> RECORD LIST:

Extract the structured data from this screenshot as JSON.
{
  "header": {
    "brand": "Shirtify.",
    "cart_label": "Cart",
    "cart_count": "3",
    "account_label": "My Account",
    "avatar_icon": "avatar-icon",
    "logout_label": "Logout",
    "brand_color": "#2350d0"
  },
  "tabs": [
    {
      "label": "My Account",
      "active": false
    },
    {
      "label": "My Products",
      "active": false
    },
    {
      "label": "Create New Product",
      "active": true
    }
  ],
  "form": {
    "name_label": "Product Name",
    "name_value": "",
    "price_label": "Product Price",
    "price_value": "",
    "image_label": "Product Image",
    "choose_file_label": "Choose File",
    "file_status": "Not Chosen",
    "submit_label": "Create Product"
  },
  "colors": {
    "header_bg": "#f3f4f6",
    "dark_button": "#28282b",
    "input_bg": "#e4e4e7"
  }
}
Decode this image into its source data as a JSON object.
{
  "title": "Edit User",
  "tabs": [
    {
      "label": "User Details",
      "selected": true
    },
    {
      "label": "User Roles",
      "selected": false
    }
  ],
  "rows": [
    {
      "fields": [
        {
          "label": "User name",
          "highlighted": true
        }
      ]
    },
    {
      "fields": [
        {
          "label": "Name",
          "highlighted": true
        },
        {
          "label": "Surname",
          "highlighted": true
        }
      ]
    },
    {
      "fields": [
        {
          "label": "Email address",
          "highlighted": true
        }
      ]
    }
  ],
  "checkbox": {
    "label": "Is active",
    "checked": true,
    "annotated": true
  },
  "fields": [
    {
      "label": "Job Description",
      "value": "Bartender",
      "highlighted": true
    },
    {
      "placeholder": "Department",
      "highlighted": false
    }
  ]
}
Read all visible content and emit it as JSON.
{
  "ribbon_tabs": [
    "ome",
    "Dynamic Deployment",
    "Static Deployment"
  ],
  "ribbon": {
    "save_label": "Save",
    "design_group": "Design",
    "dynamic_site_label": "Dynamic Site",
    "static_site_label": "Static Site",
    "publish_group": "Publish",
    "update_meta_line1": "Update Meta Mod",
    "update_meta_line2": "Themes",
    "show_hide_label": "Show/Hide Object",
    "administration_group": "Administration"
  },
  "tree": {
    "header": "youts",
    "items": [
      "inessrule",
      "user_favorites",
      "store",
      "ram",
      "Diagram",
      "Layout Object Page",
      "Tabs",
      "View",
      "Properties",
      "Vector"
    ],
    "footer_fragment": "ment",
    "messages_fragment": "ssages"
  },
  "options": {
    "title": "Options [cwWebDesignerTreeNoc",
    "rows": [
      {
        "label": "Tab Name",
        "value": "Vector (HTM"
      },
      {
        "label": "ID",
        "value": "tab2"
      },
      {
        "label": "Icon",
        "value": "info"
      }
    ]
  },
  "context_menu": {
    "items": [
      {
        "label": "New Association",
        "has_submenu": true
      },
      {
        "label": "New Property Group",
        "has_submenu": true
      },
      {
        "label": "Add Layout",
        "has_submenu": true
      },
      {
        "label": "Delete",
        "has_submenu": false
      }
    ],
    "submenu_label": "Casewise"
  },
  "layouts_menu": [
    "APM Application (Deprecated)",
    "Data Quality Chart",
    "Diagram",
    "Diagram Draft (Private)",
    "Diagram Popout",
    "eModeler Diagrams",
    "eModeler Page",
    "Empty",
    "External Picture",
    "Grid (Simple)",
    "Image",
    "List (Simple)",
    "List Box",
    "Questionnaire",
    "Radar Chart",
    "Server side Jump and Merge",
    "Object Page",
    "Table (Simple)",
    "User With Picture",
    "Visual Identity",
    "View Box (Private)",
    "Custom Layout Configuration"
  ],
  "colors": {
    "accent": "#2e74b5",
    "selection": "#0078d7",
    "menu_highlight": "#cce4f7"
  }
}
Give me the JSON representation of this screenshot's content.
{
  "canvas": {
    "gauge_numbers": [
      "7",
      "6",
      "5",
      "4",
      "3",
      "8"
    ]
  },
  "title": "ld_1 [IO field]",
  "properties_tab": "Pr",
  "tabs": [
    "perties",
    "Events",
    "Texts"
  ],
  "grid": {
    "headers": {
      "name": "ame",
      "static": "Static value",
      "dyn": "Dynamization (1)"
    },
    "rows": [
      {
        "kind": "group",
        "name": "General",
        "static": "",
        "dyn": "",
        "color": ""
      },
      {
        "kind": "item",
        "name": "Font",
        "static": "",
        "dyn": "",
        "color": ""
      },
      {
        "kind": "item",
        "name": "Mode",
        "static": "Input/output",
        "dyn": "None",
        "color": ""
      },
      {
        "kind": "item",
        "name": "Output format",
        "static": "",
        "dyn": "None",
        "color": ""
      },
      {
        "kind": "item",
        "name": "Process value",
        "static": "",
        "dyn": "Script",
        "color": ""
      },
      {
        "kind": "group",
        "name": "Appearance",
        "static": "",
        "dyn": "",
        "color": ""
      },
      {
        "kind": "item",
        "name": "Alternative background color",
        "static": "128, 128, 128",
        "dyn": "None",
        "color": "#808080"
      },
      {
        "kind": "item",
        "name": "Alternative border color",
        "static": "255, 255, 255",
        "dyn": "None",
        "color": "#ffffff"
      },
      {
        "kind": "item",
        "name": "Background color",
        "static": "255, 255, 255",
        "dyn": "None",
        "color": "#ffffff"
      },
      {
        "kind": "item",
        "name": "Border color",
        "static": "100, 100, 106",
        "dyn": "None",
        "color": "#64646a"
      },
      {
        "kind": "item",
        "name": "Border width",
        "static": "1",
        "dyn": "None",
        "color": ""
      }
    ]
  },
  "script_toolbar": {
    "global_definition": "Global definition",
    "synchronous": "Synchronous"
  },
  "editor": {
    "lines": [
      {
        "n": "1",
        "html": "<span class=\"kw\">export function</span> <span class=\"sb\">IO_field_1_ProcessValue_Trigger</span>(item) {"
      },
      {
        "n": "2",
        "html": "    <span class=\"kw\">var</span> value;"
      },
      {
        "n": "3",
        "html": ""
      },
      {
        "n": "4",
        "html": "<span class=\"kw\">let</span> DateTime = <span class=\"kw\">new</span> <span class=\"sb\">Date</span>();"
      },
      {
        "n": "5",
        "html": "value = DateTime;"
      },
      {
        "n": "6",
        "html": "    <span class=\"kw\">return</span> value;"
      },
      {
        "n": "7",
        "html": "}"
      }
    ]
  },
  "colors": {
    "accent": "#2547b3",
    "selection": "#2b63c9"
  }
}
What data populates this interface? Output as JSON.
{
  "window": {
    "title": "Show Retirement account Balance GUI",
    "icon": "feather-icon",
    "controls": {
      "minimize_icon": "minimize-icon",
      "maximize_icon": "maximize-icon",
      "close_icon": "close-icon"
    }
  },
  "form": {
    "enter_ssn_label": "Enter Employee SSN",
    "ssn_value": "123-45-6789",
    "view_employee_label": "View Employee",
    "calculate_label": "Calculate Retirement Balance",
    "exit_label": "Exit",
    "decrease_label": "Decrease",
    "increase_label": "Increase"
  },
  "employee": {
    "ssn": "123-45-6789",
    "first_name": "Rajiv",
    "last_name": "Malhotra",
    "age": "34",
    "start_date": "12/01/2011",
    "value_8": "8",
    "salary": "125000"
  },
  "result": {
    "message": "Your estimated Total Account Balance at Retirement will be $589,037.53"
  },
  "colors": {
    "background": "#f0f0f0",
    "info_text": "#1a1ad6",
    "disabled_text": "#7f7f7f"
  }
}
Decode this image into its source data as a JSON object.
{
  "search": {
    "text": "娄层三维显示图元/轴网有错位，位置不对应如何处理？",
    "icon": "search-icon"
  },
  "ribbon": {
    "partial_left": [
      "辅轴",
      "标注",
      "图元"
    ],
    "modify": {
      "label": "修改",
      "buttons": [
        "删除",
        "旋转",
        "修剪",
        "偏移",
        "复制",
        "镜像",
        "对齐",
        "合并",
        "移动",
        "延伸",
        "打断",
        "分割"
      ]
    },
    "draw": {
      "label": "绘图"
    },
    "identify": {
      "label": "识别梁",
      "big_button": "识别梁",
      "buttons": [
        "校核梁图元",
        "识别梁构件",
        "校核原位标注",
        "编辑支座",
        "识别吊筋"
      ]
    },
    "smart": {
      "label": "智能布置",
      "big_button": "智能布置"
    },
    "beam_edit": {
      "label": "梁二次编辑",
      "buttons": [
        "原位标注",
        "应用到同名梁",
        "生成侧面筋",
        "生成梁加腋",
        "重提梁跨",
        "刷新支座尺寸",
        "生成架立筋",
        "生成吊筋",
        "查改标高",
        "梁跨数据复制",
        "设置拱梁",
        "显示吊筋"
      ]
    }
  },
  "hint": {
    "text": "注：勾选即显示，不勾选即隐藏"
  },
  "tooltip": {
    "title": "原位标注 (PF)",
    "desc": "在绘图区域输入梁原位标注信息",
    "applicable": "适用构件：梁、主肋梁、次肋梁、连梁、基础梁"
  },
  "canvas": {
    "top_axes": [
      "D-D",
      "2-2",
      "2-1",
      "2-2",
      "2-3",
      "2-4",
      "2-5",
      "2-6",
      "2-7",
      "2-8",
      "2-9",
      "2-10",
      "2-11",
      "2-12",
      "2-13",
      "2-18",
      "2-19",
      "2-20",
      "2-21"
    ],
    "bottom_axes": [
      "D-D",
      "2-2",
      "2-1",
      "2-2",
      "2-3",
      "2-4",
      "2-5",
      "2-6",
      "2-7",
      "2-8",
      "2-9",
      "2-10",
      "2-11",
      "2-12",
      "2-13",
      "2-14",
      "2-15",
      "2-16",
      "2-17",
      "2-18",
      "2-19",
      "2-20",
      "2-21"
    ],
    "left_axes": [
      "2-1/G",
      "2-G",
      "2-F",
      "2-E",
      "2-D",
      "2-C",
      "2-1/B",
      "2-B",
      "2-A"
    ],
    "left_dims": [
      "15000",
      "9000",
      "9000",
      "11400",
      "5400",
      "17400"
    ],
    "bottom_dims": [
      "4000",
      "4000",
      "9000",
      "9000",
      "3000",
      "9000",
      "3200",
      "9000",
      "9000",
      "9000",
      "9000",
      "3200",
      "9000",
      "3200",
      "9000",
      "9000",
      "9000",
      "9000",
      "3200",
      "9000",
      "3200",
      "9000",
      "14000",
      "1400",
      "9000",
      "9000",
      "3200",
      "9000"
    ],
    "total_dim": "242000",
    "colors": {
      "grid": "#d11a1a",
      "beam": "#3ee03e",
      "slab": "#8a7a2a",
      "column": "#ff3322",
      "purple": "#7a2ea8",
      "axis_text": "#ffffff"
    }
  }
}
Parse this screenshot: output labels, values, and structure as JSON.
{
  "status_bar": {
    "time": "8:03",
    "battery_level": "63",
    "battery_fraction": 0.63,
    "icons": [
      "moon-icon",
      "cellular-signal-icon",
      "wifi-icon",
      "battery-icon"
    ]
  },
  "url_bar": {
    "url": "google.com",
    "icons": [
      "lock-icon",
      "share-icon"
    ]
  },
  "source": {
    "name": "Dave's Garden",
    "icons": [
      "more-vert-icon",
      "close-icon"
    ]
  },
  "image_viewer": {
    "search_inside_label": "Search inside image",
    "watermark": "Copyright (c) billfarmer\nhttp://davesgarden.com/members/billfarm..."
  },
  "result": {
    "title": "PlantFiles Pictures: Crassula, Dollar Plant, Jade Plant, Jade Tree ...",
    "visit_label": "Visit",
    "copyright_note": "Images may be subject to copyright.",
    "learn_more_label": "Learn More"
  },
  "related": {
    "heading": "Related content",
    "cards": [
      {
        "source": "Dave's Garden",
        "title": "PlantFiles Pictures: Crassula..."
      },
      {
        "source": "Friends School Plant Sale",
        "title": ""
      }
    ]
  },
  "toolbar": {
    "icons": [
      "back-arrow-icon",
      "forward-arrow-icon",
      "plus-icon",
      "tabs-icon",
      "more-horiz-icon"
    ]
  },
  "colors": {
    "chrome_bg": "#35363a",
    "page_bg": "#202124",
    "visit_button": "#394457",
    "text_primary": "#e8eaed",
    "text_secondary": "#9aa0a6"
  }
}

> TASK TO CARRY OUT: Report only the number of lines in the listing that contain the word "Create".

> THE COMPLETED TASK: 2